Consigne A:
Recopiez, dans le témoignage sur le travail à bord des trains de la SNCF, le passage allant de « Tu proposes une » jusqu'à « des cheminots ? » inclus.
Consigne B:
Poursuivez le témoignage sur le travail à bord des trains de la SNCF après sa dernière phrase.

Texte de la page:
------------------------------------------------

Je crois que quelques lignes ne suffiront pas 🙂 . Donc, ensuite ?

Au fil des années, la direction TGV change de nom, de GL (Grandes Lignes) nous passons VFE ( voyages France Europe) puis SNCF Voyages puis actuellement Voyages SNCF. Je préfère GL, l’entité évoque les longues courses.
Se battre pour faire l’heure, se battre contre la hiérarchie comme en 1986 pour l’amélioration des foyers. Ils datent de la dernière guerre. Il faut transporter son drap sac, et en arrivant, faire son lit de 90. La toilette se fait en commun, la douche, les WC sont dans un lieu unique, dormir, même quelques heures est une chance. Or, Il y a de plus en plus de femmes au contrôle. Aujourd’hui, toutes les chambres sont équipées de tout le confort comme à l’ hôtel. Voilà pourquoi les conflits sont nombreux dans l’ entreprise. Il y a trop de décalage, depuis toujours, entre les bureaux et le terrain,  même si (me semble t-il) nous sommes mieux écoutés aujourd’hui. Il me semble avoir souffert tout au long de ma carrière sur ces sujets.

Tu proposes une amélioration ! Quelques années, plus tard, la direction sort le projet, modifié, de façon à ce qu’ il ne t’appartienne pas. Mais est ce le fait des seules grandes entreprises? Même si j’ ai roulé toute ma carrière, je suis considéré comme…sédentaire. Malgré tout, comme nous sommes mieux payés ( primes découchés), la jalousie des agents des gares se ressent parfois. Seul, les conducteurs sont considérés comme roulants. La direction leur octroyant une prime kilométrique ou un forfait pour les tgvistes (jusqu’ à 1500 km/jour). Je confirme, la prime charbon n’existe plus depuis l’extinction de la vapeur. En cas de soucis, l’ aide des collègues, est précieuse.

On parle quand même de la grande famille des cheminots ?

------------------------------------------------

Entrées du jeu de données:
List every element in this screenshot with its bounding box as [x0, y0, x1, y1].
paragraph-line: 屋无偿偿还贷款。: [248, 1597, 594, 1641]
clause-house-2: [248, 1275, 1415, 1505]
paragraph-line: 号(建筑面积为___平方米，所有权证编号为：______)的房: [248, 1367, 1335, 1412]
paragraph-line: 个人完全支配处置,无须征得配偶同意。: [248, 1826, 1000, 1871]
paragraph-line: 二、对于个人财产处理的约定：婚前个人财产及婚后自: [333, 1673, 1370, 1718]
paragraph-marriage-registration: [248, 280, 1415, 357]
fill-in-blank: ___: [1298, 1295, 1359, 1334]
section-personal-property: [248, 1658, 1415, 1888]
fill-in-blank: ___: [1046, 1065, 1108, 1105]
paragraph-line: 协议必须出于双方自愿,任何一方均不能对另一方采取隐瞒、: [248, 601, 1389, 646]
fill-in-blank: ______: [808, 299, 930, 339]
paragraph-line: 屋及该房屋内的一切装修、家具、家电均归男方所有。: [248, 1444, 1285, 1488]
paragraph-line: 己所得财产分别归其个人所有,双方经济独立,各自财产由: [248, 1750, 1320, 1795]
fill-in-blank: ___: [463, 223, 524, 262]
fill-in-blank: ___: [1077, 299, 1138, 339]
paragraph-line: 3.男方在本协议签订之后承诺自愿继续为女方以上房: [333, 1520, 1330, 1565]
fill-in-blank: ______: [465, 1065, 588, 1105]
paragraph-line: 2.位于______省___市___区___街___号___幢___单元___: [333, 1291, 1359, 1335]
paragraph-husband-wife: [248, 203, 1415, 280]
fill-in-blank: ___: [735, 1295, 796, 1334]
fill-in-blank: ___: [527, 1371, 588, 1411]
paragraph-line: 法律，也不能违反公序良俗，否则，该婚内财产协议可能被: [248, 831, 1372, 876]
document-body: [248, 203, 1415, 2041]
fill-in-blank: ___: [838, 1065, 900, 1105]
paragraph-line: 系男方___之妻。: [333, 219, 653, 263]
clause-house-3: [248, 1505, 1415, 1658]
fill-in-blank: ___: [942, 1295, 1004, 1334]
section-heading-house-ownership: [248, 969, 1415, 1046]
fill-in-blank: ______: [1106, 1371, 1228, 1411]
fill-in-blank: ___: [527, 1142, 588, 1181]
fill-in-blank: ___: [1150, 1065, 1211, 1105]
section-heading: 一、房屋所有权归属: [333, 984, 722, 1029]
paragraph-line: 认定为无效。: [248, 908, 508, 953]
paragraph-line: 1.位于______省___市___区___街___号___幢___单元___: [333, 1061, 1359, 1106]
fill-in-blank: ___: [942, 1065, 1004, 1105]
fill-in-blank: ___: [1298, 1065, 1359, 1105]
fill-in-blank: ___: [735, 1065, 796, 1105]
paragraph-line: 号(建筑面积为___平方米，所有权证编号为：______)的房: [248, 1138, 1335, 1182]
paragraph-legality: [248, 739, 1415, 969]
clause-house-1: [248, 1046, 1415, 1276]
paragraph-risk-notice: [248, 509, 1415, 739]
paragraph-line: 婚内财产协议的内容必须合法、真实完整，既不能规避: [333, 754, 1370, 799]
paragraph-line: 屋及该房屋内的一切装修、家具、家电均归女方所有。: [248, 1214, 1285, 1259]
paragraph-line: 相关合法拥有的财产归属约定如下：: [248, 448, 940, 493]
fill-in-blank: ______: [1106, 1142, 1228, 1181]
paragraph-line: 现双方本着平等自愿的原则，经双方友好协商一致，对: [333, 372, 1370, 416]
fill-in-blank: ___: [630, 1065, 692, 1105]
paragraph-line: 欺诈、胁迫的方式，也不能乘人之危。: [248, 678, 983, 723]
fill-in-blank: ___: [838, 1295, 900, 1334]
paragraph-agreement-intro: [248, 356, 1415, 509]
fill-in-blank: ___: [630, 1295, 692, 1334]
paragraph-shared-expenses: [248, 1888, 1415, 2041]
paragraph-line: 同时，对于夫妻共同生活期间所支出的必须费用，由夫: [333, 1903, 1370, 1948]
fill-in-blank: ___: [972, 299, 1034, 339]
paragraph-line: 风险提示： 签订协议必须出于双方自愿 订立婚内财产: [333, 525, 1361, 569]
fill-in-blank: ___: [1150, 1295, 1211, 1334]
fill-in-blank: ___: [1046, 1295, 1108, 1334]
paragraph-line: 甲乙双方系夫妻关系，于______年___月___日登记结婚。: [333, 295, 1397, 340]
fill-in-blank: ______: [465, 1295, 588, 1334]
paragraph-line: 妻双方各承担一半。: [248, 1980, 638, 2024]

------------------------------------------------

Résultat A:
Tu proposes une amélioration ! Quelques années, plus tard, la direction sort le projet, modifié, de façon à ce qu’ il ne t’appartienne pas. Mais est ce le fait des seules grandes entreprises? Même si j’ ai roulé toute ma carrière, je suis considéré comme…sédentaire. Malgré tout, comme nous sommes mieux payés ( primes découchés), la jalousie des agents des gares se ressent parfois. Seul, les conducteurs sont considérés comme roulants. La direction leur octroyant une prime kilométrique ou un forfait pour les tgvistes (jusqu’ à 1500 km/jour). Je confirme, la prime charbon n’existe plus depuis l’extinction de la vapeur. En cas de soucis, l’ aide des collègues, est précieuse.

On parle quand même de la grande famille des cheminots ?

Résultat B:
L’esprit grande famille Cheminot s’est perdu. Après le service, au réfectoire du foyer, les collègues se retrouvaient, jusqu’ à tard dans la nuit, devant une bonne tablée bien arrosée (malheureusement), chacun racontant son anecdote (toujours croustillante ou dramatique en cas d’ accident (suicide…) ou d’ incident (retard de plusieurs heures suite à une panne) survenue au cours de sa tournée ou ses déboires avec son chef, refaisant le monde et surtout celui du Chemin de Fer. Un conducteur nous en apprenant toujours plus sur la sécurité ferroviaire que lors d’une journée de cours. Délicieux. Aujourd’hui, tout ça à quasi disparu et chacun se retranche devant sa gamelle, son hamburger et son coca pour les plus jeunes.

Si le TGV A en 1989 a dispatché les équipes en individuel, l’arrivée du DUPLEX, aux débuts des années 2000 a permis de recréer (2 agents à bord en roulement) au moins, un duo d’ agents au foyer.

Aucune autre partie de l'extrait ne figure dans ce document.